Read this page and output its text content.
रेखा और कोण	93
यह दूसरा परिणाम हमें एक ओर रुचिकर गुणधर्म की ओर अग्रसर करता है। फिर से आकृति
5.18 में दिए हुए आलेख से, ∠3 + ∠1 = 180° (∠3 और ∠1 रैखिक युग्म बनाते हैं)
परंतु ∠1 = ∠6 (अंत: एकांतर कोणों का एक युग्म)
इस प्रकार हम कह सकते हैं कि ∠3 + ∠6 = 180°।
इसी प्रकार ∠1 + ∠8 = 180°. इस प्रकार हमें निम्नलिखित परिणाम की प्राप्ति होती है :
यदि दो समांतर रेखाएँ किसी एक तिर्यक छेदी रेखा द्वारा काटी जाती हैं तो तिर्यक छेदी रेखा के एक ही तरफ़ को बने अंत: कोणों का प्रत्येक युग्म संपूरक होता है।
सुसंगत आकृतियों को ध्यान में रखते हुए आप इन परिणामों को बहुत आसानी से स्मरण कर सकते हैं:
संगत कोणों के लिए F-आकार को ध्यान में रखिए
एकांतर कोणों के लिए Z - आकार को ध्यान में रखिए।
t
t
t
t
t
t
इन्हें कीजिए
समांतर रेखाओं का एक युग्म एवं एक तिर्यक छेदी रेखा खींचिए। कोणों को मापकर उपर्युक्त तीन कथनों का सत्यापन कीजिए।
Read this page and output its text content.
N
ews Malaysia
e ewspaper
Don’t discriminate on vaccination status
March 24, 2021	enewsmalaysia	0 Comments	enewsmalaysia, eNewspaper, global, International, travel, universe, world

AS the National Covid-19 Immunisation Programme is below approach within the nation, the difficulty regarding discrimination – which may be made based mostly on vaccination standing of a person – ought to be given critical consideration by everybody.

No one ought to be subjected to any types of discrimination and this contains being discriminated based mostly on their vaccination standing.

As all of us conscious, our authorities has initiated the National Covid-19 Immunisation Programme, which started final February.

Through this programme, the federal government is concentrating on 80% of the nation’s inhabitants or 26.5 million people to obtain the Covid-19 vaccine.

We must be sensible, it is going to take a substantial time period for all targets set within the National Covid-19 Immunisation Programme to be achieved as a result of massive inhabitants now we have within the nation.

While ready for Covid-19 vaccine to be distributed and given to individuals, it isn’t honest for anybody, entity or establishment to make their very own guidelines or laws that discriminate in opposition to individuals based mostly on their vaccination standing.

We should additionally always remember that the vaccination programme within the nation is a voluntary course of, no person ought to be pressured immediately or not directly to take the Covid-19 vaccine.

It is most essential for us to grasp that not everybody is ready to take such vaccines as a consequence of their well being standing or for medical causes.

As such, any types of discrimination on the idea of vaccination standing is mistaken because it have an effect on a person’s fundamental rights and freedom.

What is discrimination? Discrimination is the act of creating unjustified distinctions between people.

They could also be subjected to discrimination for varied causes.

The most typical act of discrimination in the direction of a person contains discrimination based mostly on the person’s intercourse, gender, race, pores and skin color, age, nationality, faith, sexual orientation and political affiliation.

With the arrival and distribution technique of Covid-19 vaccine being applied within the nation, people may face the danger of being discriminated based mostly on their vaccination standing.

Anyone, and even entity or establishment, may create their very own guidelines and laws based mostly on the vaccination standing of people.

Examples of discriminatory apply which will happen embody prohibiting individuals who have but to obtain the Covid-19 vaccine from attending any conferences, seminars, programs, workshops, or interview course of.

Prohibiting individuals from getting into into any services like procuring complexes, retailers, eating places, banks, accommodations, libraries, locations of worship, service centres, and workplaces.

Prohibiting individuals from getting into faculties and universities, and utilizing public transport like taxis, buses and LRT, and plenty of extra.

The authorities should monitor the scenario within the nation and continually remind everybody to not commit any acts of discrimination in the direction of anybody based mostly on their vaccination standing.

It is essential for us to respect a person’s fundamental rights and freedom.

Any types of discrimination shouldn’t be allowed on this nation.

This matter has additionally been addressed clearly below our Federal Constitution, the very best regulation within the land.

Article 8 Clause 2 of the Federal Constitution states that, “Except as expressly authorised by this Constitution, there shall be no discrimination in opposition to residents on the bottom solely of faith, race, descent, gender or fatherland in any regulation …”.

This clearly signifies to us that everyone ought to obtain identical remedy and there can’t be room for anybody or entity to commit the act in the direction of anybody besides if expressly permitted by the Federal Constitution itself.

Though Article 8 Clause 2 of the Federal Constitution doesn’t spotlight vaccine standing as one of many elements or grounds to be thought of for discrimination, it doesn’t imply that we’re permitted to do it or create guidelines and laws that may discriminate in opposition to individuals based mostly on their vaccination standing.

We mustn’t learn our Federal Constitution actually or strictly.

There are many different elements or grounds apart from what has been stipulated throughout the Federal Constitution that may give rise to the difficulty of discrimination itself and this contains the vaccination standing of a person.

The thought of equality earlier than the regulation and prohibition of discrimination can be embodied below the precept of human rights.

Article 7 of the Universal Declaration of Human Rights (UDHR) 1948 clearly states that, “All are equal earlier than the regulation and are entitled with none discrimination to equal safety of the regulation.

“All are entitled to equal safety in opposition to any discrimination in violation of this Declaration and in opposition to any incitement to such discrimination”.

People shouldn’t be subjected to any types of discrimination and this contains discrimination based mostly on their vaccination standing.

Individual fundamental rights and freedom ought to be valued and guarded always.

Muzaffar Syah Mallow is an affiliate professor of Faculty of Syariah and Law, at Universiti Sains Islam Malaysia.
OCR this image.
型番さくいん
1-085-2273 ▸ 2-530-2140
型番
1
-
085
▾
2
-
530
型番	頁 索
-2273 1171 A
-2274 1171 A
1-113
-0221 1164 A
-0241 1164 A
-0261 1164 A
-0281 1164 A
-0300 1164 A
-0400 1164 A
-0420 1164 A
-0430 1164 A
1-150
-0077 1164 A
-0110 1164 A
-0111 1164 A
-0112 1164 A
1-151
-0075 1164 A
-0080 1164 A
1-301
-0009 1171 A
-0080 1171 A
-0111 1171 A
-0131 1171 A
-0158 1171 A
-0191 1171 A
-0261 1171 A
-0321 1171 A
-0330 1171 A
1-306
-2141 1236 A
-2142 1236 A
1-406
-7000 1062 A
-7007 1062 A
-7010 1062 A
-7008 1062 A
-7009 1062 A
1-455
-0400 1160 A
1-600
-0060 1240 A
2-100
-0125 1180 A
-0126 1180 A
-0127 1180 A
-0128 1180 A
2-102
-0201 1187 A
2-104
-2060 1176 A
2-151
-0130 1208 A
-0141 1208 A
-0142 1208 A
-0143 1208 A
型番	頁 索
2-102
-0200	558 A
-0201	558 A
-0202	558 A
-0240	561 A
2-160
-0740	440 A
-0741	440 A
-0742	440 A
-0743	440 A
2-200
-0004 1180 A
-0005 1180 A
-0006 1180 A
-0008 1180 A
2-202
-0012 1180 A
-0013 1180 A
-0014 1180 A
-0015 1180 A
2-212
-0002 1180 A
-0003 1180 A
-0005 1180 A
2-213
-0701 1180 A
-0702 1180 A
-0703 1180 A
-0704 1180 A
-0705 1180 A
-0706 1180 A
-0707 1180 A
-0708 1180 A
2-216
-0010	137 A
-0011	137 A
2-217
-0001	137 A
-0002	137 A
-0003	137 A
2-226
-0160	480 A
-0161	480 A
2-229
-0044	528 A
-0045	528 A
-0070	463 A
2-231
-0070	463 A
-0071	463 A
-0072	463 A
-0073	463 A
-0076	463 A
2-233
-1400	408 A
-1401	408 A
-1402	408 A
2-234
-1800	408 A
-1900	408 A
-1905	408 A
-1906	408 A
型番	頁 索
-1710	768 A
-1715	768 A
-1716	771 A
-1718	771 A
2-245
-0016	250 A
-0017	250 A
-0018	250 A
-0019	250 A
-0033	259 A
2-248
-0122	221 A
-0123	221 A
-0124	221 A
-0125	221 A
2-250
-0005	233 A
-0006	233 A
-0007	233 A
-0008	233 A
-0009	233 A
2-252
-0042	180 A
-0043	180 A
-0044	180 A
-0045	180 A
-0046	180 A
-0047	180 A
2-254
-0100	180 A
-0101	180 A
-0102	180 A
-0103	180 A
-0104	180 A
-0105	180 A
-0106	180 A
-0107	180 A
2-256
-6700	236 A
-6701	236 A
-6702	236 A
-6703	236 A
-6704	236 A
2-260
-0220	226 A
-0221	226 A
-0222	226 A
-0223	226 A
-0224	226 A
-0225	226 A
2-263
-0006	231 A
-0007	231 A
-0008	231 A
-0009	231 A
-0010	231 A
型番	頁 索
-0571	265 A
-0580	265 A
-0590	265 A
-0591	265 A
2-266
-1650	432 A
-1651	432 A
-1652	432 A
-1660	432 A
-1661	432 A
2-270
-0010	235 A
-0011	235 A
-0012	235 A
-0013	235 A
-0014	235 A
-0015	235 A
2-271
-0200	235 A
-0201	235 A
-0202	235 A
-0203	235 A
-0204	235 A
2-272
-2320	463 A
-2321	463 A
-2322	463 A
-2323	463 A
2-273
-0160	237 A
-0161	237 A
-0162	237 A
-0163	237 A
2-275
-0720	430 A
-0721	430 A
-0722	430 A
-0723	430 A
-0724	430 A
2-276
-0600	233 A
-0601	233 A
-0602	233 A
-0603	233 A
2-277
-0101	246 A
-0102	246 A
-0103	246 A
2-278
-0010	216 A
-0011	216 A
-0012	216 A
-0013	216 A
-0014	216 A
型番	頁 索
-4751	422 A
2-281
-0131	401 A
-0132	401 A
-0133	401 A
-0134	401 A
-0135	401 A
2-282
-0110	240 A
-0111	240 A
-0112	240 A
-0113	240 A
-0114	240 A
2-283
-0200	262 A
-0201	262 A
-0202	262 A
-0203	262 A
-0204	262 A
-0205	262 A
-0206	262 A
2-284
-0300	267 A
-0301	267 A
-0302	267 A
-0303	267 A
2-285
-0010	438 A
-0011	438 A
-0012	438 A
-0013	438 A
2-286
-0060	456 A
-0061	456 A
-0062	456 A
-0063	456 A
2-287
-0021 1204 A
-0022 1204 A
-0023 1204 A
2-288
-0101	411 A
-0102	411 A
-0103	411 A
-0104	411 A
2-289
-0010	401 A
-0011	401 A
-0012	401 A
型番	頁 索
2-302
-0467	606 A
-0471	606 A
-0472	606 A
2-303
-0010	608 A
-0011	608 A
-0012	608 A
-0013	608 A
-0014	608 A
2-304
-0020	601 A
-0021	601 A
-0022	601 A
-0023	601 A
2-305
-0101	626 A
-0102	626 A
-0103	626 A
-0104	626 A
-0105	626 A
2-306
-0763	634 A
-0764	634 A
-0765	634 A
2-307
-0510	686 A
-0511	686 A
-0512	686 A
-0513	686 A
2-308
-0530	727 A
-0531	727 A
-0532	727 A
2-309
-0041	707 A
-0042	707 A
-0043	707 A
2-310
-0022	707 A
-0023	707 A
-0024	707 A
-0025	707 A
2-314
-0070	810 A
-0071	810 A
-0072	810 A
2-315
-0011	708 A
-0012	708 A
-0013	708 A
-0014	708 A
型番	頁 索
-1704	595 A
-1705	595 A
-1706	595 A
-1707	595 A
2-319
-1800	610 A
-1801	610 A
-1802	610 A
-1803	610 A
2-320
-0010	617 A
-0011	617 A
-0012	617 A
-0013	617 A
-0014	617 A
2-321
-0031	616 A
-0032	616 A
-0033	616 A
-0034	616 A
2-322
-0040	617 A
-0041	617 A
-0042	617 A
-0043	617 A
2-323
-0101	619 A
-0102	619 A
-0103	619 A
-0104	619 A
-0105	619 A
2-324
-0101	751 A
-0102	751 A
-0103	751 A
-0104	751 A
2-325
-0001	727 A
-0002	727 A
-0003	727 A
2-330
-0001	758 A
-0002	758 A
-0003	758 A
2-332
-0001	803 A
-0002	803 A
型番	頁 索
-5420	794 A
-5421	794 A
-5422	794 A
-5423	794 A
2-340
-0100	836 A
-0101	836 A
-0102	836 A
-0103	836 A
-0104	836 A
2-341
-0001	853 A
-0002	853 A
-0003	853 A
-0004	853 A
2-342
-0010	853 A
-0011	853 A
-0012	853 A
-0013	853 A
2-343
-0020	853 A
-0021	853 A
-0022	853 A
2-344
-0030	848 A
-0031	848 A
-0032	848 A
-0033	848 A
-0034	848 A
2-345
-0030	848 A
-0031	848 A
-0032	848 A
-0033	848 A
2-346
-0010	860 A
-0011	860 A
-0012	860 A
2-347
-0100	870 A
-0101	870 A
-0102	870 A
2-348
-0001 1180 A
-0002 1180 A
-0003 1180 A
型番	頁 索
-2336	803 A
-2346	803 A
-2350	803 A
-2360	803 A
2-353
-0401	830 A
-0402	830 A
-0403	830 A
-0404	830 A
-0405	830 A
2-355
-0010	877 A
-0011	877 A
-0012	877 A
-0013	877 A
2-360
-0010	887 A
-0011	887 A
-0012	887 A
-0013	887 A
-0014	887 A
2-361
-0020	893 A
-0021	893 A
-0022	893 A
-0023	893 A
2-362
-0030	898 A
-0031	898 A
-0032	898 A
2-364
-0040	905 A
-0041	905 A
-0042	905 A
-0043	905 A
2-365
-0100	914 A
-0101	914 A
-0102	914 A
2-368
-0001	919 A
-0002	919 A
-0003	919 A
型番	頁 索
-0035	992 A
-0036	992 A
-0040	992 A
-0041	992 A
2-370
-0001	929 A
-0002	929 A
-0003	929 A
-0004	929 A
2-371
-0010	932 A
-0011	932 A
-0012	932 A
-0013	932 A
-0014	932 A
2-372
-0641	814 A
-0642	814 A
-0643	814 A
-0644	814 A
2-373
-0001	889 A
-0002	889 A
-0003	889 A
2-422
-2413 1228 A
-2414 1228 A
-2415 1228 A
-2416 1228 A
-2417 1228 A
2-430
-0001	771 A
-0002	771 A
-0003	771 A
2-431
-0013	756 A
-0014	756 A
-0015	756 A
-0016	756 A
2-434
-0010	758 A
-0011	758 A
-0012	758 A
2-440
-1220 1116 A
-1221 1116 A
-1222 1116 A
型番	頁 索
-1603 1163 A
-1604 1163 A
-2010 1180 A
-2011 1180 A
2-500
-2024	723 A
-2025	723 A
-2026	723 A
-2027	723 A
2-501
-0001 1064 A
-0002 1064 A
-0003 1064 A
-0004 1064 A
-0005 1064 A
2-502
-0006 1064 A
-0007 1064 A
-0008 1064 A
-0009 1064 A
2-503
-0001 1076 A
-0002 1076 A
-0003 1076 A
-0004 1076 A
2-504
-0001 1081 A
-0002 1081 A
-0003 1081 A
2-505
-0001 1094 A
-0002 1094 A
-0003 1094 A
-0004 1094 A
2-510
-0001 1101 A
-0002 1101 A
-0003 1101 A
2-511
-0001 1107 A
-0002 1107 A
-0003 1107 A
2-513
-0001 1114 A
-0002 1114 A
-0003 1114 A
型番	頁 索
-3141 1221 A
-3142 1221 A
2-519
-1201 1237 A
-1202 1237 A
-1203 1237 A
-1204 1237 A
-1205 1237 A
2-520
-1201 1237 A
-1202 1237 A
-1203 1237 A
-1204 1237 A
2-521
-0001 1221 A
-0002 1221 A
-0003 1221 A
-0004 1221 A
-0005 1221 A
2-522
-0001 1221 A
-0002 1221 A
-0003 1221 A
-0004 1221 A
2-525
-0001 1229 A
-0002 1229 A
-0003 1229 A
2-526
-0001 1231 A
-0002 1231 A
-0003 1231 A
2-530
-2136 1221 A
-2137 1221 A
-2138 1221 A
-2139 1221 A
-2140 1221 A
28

──────

• [Requirement]: How many of these lines contain "causes"? Write only the number.

• [Exercise answer]: 2